◆ OBJECTIF 1 ◆
Dans les enregistrements, transcrivez en liste JSON de chaînes, une chaîne par ligne et sans lignes vides, les lignes allant de celle qui contient « list-number: 9) [30, 1137, 48, 1160] » jusqu’à celle qui contient « list-item [30, 1392, 935, 1421] », incluse.

Dans son nouveau livre, L’Empire et les cinq rois (1), Bernard-Henri Lévy dépeint une Europe et une Amérique défiées par cinq puissances émergentes. Il déplore le renoncement à l’interventionnisme des Etats-Unis, sous Trump comme sous Obama.

Vous développez dans votre livre l’idée que le vrai drame de l’Amérique n’est pas que Trump ait remplacé Obama mais que l’un comme l’autre aient oublié Virgile…

Exactement. L’une de mes thèses est que l’Amérique a été fondée par des latinistes qui connaissaient par coeur L’Enéide de Virgile ; qu’ils avaient le sentiment, ces pères fondateurs férus de latin, d’être les héritiers d’Enée fuyant les ruines de Troie et traversant les mers pour réinventer Troie à Rome ; sauf qu’eux, c’est la vieille Europe qu’ils fuyaient, dont ils sauvaient les plus précieux vestiges et qu’ils allaient faire fructifier plus à l’ouest, toujours plus à l’ouest, sur les terres promises de la Nouvelle-Angleterre. La vraie crise de l’Amérique est là. Dans cet oubli de l’héritage européen. Avec, face à elle, ces cinq puissances que sont la Russie, la Chine, l’Iran, la Turquie et les pays arabes protecteurs et propagateurs de l’islamisme radical.

◆ ENREGISTREMENTS FOURNIS ◆
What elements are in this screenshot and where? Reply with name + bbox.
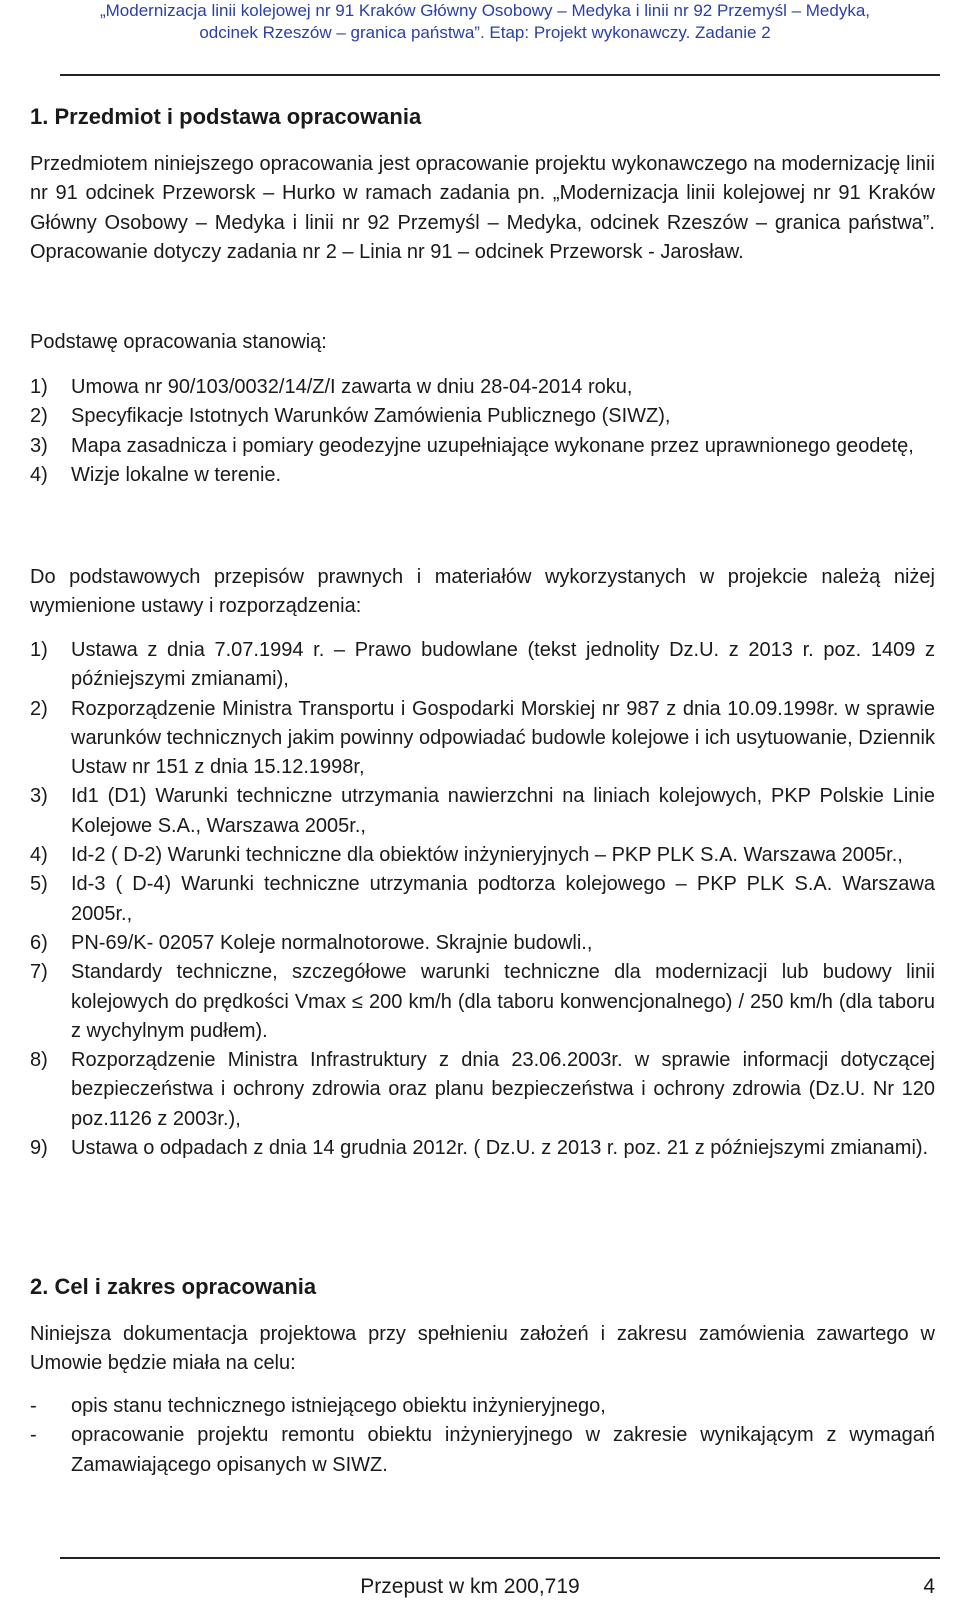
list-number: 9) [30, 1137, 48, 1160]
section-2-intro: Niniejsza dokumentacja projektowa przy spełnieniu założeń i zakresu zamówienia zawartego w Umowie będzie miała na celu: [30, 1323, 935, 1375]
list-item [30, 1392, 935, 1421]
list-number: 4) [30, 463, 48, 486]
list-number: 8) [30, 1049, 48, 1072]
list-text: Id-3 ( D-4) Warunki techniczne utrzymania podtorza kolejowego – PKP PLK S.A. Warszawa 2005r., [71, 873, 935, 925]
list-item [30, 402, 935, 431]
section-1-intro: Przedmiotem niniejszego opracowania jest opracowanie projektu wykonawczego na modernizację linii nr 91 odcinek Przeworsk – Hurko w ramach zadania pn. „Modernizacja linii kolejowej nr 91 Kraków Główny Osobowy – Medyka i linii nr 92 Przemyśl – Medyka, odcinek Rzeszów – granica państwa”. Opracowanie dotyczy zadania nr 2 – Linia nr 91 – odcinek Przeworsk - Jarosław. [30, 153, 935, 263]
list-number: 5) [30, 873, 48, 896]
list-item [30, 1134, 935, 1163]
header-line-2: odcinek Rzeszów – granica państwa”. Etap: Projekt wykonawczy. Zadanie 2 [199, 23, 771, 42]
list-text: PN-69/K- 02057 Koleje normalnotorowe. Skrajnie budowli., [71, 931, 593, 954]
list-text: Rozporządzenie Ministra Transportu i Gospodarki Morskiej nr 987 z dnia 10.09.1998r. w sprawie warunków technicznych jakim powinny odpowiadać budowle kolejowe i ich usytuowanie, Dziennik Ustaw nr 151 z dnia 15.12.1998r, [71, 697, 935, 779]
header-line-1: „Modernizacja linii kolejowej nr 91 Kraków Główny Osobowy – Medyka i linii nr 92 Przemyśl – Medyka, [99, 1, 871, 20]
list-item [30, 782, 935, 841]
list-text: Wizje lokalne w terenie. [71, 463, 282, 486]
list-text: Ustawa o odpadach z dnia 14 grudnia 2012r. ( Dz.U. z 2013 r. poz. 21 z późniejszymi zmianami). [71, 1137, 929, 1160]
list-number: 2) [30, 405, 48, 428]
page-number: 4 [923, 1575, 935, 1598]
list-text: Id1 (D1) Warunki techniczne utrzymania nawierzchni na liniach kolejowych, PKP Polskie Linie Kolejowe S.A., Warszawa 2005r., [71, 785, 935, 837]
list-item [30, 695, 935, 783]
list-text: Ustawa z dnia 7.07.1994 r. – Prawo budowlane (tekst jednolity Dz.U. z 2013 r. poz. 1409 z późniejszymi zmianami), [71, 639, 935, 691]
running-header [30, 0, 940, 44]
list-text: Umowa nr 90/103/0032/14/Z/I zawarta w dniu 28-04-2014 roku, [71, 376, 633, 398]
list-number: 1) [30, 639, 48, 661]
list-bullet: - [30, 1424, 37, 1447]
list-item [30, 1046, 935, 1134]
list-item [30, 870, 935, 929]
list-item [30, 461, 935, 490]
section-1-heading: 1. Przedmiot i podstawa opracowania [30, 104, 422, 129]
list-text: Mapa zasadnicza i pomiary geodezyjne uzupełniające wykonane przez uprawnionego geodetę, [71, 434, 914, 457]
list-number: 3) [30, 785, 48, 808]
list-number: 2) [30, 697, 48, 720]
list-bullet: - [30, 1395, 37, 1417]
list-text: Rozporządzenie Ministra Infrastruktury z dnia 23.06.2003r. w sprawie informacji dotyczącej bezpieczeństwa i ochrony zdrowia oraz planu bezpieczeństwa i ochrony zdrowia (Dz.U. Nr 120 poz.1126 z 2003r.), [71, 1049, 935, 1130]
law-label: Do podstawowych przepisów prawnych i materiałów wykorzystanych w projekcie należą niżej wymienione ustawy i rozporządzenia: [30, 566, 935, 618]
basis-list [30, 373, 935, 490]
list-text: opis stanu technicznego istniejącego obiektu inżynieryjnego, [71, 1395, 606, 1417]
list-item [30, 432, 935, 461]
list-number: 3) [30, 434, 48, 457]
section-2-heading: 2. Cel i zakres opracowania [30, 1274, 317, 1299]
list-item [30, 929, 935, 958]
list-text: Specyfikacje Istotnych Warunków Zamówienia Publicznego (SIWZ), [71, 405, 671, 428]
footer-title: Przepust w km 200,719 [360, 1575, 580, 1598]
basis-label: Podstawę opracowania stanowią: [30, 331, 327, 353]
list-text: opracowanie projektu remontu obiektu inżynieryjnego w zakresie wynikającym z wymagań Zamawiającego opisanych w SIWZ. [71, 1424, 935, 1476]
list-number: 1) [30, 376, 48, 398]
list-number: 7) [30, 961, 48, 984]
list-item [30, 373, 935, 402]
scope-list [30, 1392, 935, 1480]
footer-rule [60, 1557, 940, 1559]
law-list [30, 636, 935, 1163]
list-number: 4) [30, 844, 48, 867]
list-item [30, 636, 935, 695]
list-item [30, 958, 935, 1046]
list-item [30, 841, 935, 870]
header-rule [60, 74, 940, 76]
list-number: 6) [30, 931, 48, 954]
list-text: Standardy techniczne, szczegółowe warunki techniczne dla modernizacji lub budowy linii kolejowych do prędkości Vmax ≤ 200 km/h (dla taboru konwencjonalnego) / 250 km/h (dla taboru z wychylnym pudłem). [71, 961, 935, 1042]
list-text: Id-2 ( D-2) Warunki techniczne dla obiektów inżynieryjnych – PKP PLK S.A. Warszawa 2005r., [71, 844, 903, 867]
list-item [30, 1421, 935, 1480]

--

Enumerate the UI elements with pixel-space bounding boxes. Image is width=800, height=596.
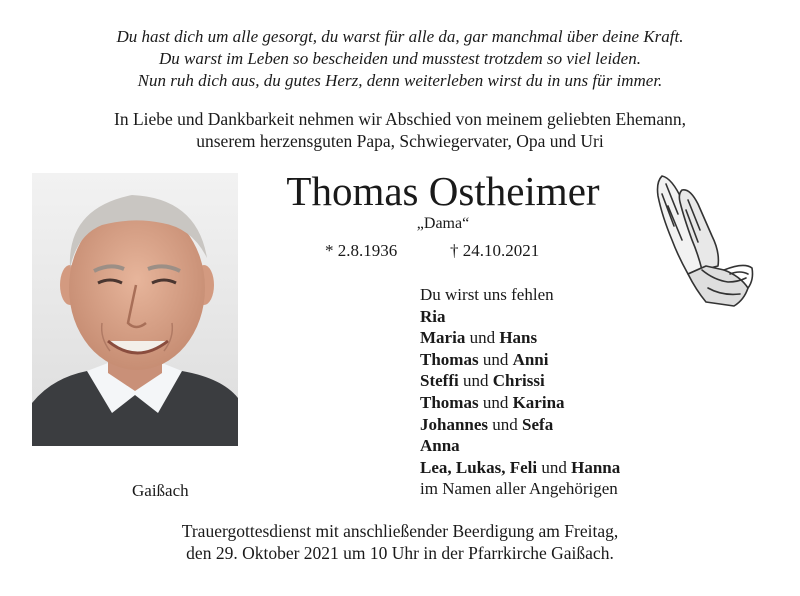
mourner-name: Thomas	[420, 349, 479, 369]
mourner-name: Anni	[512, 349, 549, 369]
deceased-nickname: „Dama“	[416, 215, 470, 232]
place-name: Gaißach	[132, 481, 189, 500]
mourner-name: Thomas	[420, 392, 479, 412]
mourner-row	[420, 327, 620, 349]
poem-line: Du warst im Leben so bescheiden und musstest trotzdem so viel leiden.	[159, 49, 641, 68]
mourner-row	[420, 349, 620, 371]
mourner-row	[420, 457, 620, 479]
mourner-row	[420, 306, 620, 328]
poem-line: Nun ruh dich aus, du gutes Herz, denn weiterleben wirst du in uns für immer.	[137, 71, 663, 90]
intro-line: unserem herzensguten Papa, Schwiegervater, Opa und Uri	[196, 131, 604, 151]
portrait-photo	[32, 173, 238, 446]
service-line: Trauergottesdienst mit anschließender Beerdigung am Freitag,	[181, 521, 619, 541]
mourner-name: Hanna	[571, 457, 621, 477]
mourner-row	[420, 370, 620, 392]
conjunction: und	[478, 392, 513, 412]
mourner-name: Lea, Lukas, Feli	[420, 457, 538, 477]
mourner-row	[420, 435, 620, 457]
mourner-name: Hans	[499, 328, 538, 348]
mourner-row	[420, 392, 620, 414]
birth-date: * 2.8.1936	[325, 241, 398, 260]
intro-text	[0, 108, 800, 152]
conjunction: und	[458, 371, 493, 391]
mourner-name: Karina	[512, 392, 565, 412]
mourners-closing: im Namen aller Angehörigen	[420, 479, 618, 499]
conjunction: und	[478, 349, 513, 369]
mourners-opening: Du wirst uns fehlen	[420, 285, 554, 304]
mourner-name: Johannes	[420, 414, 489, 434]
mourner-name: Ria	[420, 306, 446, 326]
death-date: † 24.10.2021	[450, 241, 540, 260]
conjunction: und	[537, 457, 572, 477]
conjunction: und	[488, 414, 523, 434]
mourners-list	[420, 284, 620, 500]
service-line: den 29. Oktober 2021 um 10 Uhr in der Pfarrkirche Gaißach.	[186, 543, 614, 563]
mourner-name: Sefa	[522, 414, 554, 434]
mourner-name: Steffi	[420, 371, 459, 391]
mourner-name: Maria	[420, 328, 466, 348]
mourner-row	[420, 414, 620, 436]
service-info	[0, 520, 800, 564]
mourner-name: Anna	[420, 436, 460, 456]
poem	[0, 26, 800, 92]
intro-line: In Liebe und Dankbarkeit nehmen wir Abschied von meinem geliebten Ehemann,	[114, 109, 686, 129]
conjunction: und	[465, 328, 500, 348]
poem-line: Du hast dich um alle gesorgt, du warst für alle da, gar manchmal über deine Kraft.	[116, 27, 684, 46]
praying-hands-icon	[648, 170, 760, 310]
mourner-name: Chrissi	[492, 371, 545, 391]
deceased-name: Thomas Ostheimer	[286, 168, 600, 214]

--

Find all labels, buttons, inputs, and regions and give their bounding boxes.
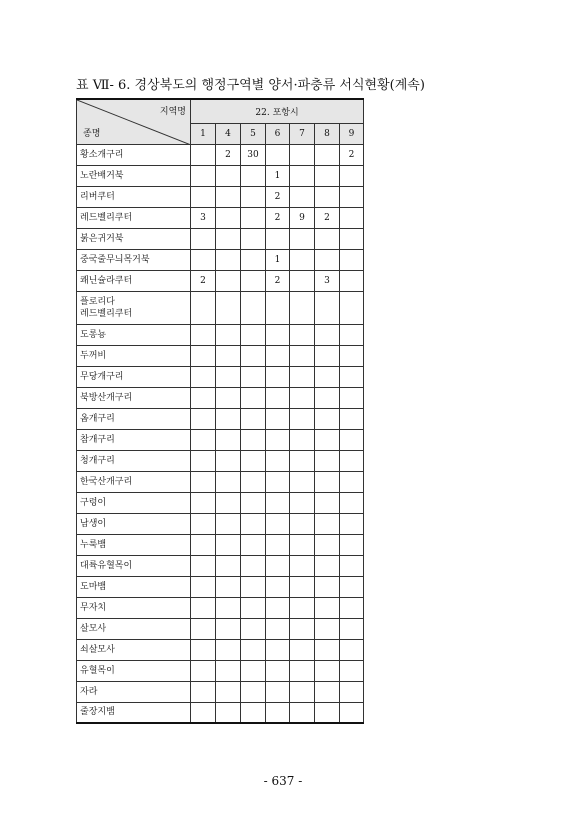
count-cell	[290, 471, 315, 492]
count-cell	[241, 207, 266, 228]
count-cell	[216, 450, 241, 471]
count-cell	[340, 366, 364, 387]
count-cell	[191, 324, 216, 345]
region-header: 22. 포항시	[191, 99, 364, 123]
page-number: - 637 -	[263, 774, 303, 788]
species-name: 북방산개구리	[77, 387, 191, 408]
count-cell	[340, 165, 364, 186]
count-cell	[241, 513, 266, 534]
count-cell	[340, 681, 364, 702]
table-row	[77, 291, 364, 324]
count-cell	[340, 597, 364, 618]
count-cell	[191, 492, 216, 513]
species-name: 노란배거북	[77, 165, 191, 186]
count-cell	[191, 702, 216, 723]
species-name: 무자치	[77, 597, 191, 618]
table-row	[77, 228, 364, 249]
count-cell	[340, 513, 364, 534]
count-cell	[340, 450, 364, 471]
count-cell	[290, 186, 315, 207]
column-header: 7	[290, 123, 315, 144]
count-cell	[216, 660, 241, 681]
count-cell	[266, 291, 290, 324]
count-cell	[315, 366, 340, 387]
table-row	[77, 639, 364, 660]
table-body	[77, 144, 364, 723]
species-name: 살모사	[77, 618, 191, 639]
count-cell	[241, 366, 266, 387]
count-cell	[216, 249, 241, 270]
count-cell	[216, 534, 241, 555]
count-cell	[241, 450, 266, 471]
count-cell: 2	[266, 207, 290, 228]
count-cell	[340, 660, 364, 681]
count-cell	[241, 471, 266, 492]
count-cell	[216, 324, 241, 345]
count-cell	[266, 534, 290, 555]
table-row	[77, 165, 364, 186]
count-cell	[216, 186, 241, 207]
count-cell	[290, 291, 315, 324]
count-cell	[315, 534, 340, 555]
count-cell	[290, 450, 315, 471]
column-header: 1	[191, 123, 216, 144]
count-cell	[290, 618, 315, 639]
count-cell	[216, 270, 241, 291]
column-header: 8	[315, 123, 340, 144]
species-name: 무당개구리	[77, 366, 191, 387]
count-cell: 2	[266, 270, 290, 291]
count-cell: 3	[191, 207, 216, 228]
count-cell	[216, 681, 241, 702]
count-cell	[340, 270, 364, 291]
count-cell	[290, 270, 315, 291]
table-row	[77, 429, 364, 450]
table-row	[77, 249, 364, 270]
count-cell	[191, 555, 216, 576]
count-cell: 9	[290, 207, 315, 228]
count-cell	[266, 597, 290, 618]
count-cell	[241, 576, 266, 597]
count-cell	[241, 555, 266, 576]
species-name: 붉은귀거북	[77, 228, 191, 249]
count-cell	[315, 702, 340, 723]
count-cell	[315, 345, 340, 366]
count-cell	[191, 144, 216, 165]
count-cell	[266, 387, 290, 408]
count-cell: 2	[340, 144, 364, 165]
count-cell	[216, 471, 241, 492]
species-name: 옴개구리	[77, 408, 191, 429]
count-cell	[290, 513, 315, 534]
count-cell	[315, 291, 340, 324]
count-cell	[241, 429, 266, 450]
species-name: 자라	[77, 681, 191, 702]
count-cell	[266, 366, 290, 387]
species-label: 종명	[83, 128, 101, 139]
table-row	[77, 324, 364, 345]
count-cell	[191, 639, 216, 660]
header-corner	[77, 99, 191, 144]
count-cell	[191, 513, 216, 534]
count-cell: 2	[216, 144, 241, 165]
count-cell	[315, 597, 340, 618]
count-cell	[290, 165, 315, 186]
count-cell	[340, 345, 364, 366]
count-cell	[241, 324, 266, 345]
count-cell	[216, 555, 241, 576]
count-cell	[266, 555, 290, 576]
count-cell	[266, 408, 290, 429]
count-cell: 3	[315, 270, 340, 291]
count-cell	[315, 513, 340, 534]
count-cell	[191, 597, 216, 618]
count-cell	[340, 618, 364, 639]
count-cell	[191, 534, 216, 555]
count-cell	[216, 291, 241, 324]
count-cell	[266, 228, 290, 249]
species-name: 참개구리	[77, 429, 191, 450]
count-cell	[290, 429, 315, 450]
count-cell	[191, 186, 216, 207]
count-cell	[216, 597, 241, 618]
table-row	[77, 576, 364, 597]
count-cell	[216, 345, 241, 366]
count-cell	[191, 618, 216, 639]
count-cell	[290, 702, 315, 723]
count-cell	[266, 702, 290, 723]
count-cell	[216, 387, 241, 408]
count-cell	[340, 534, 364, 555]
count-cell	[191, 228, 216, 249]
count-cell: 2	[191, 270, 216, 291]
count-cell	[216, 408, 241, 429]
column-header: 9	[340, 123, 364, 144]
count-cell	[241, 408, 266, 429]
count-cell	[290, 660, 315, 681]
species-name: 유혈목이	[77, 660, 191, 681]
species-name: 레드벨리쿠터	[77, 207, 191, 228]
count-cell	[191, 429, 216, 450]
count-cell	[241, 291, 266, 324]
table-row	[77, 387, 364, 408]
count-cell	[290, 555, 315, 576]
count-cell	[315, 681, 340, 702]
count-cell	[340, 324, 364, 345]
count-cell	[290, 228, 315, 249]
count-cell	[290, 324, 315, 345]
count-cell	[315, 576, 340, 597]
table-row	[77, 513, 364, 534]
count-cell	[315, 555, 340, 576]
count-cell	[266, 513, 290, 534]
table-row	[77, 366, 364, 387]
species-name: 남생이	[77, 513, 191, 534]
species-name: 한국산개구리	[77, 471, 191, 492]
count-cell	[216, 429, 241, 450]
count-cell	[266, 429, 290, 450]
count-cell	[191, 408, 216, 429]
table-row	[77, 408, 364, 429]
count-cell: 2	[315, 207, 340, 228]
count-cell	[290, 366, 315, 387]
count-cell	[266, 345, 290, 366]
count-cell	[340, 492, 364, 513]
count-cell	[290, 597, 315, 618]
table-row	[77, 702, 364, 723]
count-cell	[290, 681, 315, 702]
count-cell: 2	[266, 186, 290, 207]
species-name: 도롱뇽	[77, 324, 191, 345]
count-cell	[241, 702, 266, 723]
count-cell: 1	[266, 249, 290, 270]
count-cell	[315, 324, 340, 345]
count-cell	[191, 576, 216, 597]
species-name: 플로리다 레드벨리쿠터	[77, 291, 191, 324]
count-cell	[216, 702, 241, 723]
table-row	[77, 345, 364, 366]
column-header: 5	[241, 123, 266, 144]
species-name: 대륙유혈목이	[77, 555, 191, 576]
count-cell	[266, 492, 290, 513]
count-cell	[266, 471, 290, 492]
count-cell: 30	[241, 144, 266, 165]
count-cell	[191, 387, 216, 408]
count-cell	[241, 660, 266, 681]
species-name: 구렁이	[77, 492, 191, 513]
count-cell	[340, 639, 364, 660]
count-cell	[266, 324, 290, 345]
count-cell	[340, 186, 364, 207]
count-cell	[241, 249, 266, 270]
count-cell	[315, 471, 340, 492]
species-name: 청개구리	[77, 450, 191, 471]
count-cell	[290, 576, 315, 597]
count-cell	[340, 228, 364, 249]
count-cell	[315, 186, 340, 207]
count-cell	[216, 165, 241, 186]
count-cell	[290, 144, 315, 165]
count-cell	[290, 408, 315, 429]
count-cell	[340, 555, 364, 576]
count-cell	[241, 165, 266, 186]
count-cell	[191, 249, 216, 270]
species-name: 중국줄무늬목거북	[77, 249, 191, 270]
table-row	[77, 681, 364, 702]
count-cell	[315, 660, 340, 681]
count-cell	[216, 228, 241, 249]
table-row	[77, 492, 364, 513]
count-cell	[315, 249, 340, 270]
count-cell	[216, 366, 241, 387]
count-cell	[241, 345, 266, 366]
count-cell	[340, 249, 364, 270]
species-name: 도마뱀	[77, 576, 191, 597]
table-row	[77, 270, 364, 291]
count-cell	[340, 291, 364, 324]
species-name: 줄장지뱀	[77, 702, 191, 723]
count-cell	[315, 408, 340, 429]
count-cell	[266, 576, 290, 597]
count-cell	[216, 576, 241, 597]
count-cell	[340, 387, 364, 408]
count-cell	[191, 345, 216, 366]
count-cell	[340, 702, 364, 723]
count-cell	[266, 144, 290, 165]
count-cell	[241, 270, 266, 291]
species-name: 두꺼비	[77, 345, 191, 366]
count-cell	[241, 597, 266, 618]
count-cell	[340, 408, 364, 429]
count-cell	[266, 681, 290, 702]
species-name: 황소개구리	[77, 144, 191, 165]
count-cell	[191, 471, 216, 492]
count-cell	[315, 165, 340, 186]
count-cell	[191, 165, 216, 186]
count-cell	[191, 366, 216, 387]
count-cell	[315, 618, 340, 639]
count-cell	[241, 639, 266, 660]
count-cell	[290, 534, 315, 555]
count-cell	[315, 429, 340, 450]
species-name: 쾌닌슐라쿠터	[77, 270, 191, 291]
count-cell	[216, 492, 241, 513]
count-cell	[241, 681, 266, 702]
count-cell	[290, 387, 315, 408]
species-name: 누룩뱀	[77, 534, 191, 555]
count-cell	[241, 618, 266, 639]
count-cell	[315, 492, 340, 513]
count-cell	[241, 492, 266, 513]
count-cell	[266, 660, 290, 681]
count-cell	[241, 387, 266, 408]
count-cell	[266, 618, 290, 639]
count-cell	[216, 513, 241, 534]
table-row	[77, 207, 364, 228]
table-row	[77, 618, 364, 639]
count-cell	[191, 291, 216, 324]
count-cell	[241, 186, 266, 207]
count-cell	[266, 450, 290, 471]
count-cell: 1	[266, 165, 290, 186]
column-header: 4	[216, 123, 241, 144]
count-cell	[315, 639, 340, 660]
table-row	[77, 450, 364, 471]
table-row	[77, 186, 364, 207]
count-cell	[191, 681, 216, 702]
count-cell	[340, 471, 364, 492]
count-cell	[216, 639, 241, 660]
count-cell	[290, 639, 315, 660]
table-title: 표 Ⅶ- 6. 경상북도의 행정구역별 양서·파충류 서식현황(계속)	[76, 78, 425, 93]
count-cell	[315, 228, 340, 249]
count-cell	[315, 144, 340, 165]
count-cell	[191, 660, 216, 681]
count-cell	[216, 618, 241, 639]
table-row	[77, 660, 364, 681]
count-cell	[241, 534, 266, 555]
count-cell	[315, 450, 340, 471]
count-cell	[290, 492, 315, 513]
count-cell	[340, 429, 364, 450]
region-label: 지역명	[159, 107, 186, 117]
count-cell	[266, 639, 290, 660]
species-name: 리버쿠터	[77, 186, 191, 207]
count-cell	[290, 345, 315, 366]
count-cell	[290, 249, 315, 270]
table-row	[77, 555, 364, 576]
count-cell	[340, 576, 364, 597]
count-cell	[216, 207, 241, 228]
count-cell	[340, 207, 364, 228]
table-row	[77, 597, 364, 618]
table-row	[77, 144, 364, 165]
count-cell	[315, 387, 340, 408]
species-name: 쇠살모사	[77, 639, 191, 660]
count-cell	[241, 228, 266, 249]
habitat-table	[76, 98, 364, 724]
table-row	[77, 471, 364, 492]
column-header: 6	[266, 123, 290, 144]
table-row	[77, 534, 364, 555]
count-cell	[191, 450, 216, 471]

◆ OBJECTIF 2 ◆
Pour chacune des affirmations suivantes, dites si elle s’accorde avec le passage fourni (oui ou non) et citez les mots du passage qui tranchent. (a) Le livre évoqué s’intitule L’Empire et les cinq rois. (b) Les pères fondateurs fuyaient Rome. (c) L’Inde fait partie des cinq puissances nommées.

◆ BONNE RÉPONSE 1 ◆
[
  "list-number: 9) [30, 1137, 48, 1160]",
  "section-2-intro: Niniejsza dokumentacja projektowa przy spełnieniu założeń i zakresu zamówienia zawartego w Umowie będzie miała na celu: [30, 1323, 935, 1375]",
  "list-item [30, 1392, 935, 1421]"
]

◆ BONNE RÉPONSE 2 ◆
(a) Oui : « Dans son nouveau livre, L’Empire et les cinq rois ».
(b) Non : « c’est la vieille Europe qu’ils fuyaient ».
(c) Non : « la Russie, la Chine, l’Iran, la Turquie et les pays arabes protecteurs et propagateurs de l’islamisme radical ».